DIRECTIONS - In this exercise, reproduce all the entries that follow exactly.

>> begin INPUT FOR THIS TASK

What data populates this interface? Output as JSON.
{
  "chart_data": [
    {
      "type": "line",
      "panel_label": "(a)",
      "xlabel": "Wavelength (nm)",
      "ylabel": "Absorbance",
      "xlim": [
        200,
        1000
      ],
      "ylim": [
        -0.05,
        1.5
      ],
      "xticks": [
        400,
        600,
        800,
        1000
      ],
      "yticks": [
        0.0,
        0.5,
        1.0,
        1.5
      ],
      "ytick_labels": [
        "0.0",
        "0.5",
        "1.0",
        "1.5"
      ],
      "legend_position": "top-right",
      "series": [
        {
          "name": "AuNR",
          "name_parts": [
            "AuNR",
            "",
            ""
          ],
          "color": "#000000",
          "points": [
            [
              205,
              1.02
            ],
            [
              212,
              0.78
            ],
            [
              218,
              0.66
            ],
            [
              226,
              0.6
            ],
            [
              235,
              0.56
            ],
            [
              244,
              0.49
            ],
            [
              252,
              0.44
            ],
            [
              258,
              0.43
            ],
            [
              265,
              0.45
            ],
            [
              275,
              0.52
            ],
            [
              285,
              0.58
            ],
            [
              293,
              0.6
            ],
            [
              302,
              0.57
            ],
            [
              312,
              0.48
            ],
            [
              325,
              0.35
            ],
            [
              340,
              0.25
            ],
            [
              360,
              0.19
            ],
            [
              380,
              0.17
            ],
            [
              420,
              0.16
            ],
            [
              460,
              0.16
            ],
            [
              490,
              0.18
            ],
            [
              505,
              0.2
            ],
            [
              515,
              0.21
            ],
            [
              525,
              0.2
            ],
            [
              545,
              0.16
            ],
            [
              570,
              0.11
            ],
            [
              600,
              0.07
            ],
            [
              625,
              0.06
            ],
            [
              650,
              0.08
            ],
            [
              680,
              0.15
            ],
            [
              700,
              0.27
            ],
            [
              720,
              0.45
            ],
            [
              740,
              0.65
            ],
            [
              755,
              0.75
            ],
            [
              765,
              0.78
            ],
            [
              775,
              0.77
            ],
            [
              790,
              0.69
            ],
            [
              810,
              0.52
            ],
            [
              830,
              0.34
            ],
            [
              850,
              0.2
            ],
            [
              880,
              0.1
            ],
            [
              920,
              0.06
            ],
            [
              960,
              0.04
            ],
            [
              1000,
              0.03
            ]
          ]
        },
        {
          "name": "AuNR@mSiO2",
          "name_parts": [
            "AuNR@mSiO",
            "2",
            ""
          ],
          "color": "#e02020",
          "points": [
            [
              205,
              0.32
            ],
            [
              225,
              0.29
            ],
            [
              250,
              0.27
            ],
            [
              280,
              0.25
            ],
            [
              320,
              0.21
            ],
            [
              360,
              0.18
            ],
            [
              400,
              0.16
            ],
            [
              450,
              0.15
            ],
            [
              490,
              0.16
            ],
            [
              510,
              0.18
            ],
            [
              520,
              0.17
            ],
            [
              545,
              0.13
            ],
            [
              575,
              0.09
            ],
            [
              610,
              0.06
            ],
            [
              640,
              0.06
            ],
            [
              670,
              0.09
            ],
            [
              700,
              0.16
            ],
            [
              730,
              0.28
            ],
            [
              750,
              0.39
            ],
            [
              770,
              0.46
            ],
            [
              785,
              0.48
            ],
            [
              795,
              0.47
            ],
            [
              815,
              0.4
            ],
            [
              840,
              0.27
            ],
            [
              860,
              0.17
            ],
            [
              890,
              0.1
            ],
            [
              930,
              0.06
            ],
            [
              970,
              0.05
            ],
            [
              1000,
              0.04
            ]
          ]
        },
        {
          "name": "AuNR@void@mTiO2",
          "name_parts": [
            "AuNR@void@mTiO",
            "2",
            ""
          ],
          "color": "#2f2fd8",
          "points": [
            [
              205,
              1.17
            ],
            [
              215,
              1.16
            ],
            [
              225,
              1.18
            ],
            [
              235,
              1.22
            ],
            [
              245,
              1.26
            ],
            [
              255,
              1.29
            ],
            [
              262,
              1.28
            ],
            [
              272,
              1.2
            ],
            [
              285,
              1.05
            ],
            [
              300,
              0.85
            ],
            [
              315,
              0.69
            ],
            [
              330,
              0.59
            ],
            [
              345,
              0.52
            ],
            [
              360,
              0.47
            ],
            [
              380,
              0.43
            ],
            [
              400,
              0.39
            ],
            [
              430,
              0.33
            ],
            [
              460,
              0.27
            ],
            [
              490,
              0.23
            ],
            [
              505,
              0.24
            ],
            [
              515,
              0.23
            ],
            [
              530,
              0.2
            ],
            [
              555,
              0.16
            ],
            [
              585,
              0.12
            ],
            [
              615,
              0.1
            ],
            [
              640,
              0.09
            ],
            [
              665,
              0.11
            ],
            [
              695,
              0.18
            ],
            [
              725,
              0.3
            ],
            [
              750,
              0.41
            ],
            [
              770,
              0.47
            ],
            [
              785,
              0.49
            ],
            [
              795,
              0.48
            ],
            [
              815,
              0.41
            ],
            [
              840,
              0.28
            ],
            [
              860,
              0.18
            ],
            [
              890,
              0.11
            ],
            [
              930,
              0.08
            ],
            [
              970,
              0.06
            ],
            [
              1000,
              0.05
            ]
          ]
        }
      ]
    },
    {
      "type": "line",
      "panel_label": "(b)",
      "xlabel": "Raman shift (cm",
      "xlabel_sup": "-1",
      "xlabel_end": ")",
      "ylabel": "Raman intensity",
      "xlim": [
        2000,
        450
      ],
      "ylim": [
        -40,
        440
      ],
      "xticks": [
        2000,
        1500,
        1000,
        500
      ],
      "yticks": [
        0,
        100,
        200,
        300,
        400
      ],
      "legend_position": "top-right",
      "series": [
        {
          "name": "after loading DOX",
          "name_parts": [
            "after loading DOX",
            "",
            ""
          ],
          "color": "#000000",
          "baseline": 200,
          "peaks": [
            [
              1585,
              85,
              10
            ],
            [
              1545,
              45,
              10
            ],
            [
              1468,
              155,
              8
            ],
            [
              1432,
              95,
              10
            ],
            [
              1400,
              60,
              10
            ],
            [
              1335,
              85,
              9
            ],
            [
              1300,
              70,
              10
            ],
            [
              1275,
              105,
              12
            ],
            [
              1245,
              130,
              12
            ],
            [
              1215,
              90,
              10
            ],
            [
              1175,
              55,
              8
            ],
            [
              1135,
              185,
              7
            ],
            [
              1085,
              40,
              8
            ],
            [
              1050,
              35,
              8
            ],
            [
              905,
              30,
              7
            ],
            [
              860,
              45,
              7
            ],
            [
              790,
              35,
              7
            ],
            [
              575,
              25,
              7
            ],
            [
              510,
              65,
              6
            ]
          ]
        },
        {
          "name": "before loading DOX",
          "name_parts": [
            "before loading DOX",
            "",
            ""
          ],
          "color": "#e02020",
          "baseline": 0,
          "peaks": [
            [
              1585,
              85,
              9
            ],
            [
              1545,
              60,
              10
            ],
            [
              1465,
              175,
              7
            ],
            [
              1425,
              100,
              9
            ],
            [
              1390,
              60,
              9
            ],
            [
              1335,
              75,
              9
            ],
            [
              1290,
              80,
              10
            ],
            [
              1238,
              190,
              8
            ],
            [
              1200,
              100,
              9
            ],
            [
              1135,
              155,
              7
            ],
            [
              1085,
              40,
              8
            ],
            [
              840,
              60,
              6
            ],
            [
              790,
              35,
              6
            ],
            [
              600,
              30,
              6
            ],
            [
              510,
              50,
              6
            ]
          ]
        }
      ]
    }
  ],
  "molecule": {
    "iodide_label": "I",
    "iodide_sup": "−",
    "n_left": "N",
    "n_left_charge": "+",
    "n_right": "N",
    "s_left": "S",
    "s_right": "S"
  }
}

>> end INPUT FOR THIS TASK

THE RESULT -
What data populates this interface? Output as JSON.
{
  "chart_data": [
    {
      "type": "line",
      "panel_label": "(a)",
      "xlabel": "Wavelength (nm)",
      "ylabel": "Absorbance",
      "xlim": [
        200,
        1000
      ],
      "ylim": [
        -0.05,
        1.5
      ],
      "xticks": [
        400,
        600,
        800,
        1000
      ],
      "yticks": [
        0.0,
        0.5,
        1.0,
        1.5
      ],
      "ytick_labels": [
        "0.0",
        "0.5",
        "1.0",
        "1.5"
      ],
      "legend_position": "top-right",
      "series": [
        {
          "name": "AuNR",
          "name_parts": [
            "AuNR",
            "",
            ""
          ],
          "color": "#000000",
          "points": [
            [
              205,
              1.02
            ],
            [
              212,
              0.78
            ],
            [
              218,
              0.66
            ],
            [
              226,
              0.6
            ],
            [
              235,
              0.56
            ],
            [
              244,
              0.49
            ],
            [
              252,
              0.44
            ],
            [
              258,
              0.43
            ],
            [
              265,
              0.45
            ],
            [
              275,
              0.52
            ],
            [
              285,
              0.58
            ],
            [
              293,
              0.6
            ],
            [
              302,
              0.57
            ],
            [
              312,
              0.48
            ],
            [
              325,
              0.35
            ],
            [
              340,
              0.25
            ],
            [
              360,
              0.19
            ],
            [
              380,
              0.17
            ],
            [
              420,
              0.16
            ],
            [
              460,
              0.16
            ],
            [
              490,
              0.18
            ],
            [
              505,
              0.2
            ],
            [
              515,
              0.21
            ],
            [
              525,
              0.2
            ],
            [
              545,
              0.16
            ],
            [
              570,
              0.11
            ],
            [
              600,
              0.07
            ],
            [
              625,
              0.06
            ],
            [
              650,
              0.08
            ],
            [
              680,
              0.15
            ],
            [
              700,
              0.27
            ],
            [
              720,
              0.45
            ],
            [
              740,
              0.65
            ],
            [
              755,
              0.75
            ],
            [
              765,
              0.78
            ],
            [
              775,
              0.77
            ],
            [
              790,
              0.69
            ],
            [
              810,
              0.52
            ],
            [
              830,
              0.34
            ],
            [
              850,
              0.2
            ],
            [
              880,
              0.1
            ],
            [
              920,
              0.06
            ],
            [
              960,
              0.04
            ],
            [
              1000,
              0.03
            ]
          ]
        },
        {
          "name": "AuNR@mSiO2",
          "name_parts": [
            "AuNR@mSiO",
            "2",
            ""
          ],
          "color": "#e02020",
          "points": [
            [
              205,
              0.32
            ],
            [
              225,
              0.29
            ],
            [
              250,
              0.27
            ],
            [
              280,
              0.25
            ],
            [
              320,
              0.21
            ],
            [
              360,
              0.18
            ],
            [
              400,
              0.16
            ],
            [
              450,
              0.15
            ],
            [
              490,
              0.16
            ],
            [
              510,
              0.18
            ],
            [
              520,
              0.17
            ],
            [
              545,
              0.13
            ],
            [
              575,
              0.09
            ],
            [
              610,
              0.06
            ],
            [
              640,
              0.06
            ],
            [
              670,
              0.09
            ],
            [
              700,
              0.16
            ],
            [
              730,
              0.28
            ],
            [
              750,
              0.39
            ],
            [
              770,
              0.46
            ],
            [
              785,
              0.48
            ],
            [
              795,
              0.47
            ],
            [
              815,
              0.4
            ],
            [
              840,
              0.27
            ],
            [
              860,
              0.17
            ],
            [
              890,
              0.1
            ],
            [
              930,
              0.06
            ],
            [
              970,
              0.05
            ],
            [
              1000,
              0.04
            ]
          ]
        },
        {
          "name": "AuNR@void@mTiO2",
          "name_parts": [
            "AuNR@void@mTiO",
            "2",
            ""
          ],
          "color": "#2f2fd8",
          "points": [
            [
              205,
              1.17
            ],
            [
              215,
              1.16
            ],
            [
              225,
              1.18
            ],
            [
              235,
              1.22
            ],
            [
              245,
              1.26
            ],
            [
              255,
              1.29
            ],
            [
              262,
              1.28
            ],
            [
              272,
              1.2
            ],
            [
              285,
              1.05
            ],
            [
              300,
              0.85
            ],
            [
              315,
              0.69
            ],
            [
              330,
              0.59
            ],
            [
              345,
              0.52
            ],
            [
              360,
              0.47
            ],
            [
              380,
              0.43
            ],
            [
              400,
              0.39
            ],
            [
              430,
              0.33
            ],
            [
              460,
              0.27
            ],
            [
              490,
              0.23
            ],
            [
              505,
              0.24
            ],
            [
              515,
              0.23
            ],
            [
              530,
              0.2
            ],
            [
              555,
              0.16
            ],
            [
              585,
              0.12
            ],
            [
              615,
              0.1
            ],
            [
              640,
              0.09
            ],
            [
              665,
              0.11
            ],
            [
              695,
              0.18
            ],
            [
              725,
              0.3
            ],
            [
              750,
              0.41
            ],
            [
              770,
              0.47
            ],
            [
              785,
              0.49
            ],
            [
              795,
              0.48
            ],
            [
              815,
              0.41
            ],
            [
              840,
              0.28
            ],
            [
              860,
              0.18
            ],
            [
              890,
              0.11
            ],
            [
              930,
              0.08
            ],
            [
              970,
              0.06
            ],
            [
              1000,
              0.05
            ]
          ]
        }
      ]
    },
    {
      "type": "line",
      "panel_label": "(b)",
      "xlabel": "Raman shift (cm",
      "xlabel_sup": "-1",
      "xlabel_end": ")",
      "ylabel": "Raman intensity",
      "xlim": [
        2000,
        450
      ],
      "ylim": [
        -40,
        440
      ],
      "xticks": [
        2000,
        1500,
        1000,
        500
      ],
      "yticks": [
        0,
        100,
        200,
        300,
        400
      ],
      "legend_position": "top-right",
      "series": [
        {
          "name": "after loading DOX",
          "name_parts": [
            "after loading DOX",
            "",
            ""
          ],
          "color": "#000000",
          "baseline": 200,
          "peaks": [
            [
              1585,
              85,
              10
            ],
            [
              1545,
              45,
              10
            ],
            [
              1468,
              155,
              8
            ],
            [
              1432,
              95,
              10
            ],
            [
              1400,
              60,
              10
            ],
            [
              1335,
              85,
              9
            ],
            [
              1300,
              70,
              10
            ],
            [
              1275,
              105,
              12
            ],
            [
              1245,
              130,
              12
            ],
            [
              1215,
              90,
              10
            ],
            [
              1175,
              55,
              8
            ],
            [
              1135,
              185,
              7
            ],
            [
              1085,
              40,
              8
            ],
            [
              1050,
              35,
              8
            ],
            [
              905,
              30,
              7
            ],
            [
              860,
              45,
              7
            ],
            [
              790,
              35,
              7
            ],
            [
              575,
              25,
              7
            ],
            [
              510,
              65,
              6
            ]
          ]
        },
        {
          "name": "before loading DOX",
          "name_parts": [
            "before loading DOX",
            "",
            ""
          ],
          "color": "#e02020",
          "baseline": 0,
          "peaks": [
            [
              1585,
              85,
              9
            ],
            [
              1545,
              60,
              10
            ],
            [
              1465,
              175,
              7
            ],
            [
              1425,
              100,
              9
            ],
            [
              1390,
              60,
              9
            ],
            [
              1335,
              75,
              9
            ],
            [
              1290,
              80,
              10
            ],
            [
              1238,
              190,
              8
            ],
            [
              1200,
              100,
              9
            ],
            [
              1135,
              155,
              7
            ],
            [
              1085,
              40,
              8
            ],
            [
              840,
              60,
              6
            ],
            [
              790,
              35,
              6
            ],
            [
              600,
              30,
              6
            ],
            [
              510,
              50,
              6
            ]
          ]
        }
      ]
    }
  ],
  "molecule": {
    "iodide_label": "I",
    "iodide_sup": "−",
    "n_left": "N",
    "n_left_charge": "+",
    "n_right": "N",
    "s_left": "S",
    "s_right": "S"
  }
}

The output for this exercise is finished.